> **Short task**
Transcribe every entry word for word. Skip the pictures.

>>>

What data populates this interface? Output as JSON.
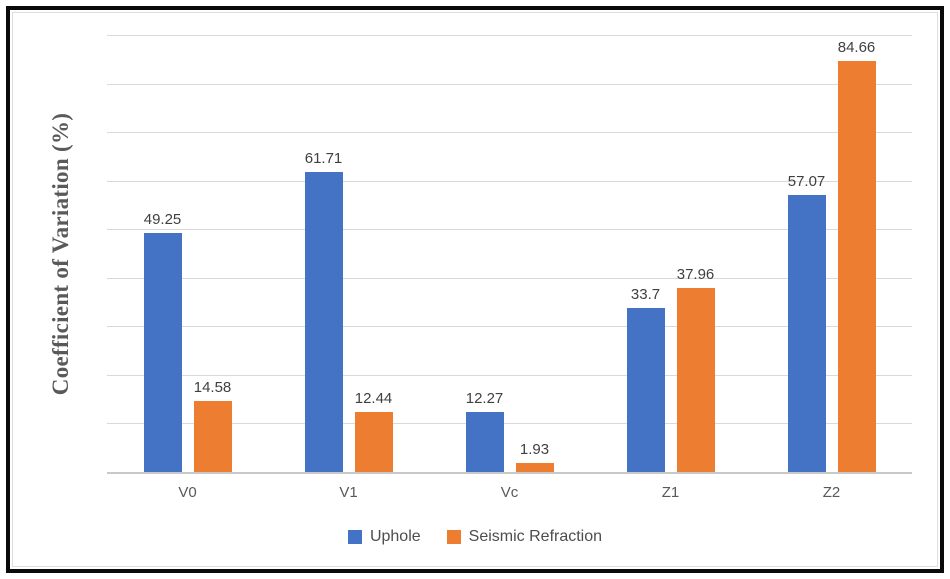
{
  "chart_data": {
    "type": "bar",
    "title": "",
    "xlabel": "",
    "ylabel": "Coefficient of Variation (%)",
    "categories": [
      "V0",
      "V1",
      "Vc",
      "Z1",
      "Z2"
    ],
    "series": [
      {
        "name": "Uphole",
        "color": "#4472C4",
        "values": [
          49.25,
          61.71,
          12.27,
          33.7,
          57.07
        ],
        "data_labels": [
          "49.25",
          "61.71",
          "12.27",
          "33.7",
          "57.07"
        ]
      },
      {
        "name": "Seismic Refraction",
        "color": "#ED7D31",
        "values": [
          14.58,
          12.44,
          1.93,
          37.96,
          84.66
        ],
        "data_labels": [
          "14.58",
          "12.44",
          "1.93",
          "37.96",
          "84.66"
        ]
      }
    ],
    "ylim": [
      0,
      90
    ],
    "gridline_step": 10,
    "grid": true,
    "y_tick_labels_visible": false,
    "legend_position": "bottom",
    "colors": {
      "gridline": "#d9d9d9",
      "axis_line": "#c9c9c9",
      "data_label_text": "#404040",
      "category_label_text": "#595959",
      "legend_text": "#4d4d4d",
      "frame_border": "#0a0a0a",
      "chart_border": "#dedede",
      "background": "#ffffff"
    }
  }
}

<<<

> **Expected answer**
What data populates this interface? Output as JSON.
{
  "chart_data": {
    "type": "bar",
    "title": "",
    "xlabel": "",
    "ylabel": "Coefficient of Variation (%)",
    "categories": [
      "V0",
      "V1",
      "Vc",
      "Z1",
      "Z2"
    ],
    "series": [
      {
        "name": "Uphole",
        "color": "#4472C4",
        "values": [
          49.25,
          61.71,
          12.27,
          33.7,
          57.07
        ],
        "data_labels": [
          "49.25",
          "61.71",
          "12.27",
          "33.7",
          "57.07"
        ]
      },
      {
        "name": "Seismic Refraction",
        "color": "#ED7D31",
        "values": [
          14.58,
          12.44,
          1.93,
          37.96,
          84.66
        ],
        "data_labels": [
          "14.58",
          "12.44",
          "1.93",
          "37.96",
          "84.66"
        ]
      }
    ],
    "ylim": [
      0,
      90
    ],
    "gridline_step": 10,
    "grid": true,
    "y_tick_labels_visible": false,
    "legend_position": "bottom",
    "colors": {
      "gridline": "#d9d9d9",
      "axis_line": "#c9c9c9",
      "data_label_text": "#404040",
      "category_label_text": "#595959",
      "legend_text": "#4d4d4d",
      "frame_border": "#0a0a0a",
      "chart_border": "#dedede",
      "background": "#ffffff"
    }
  }
}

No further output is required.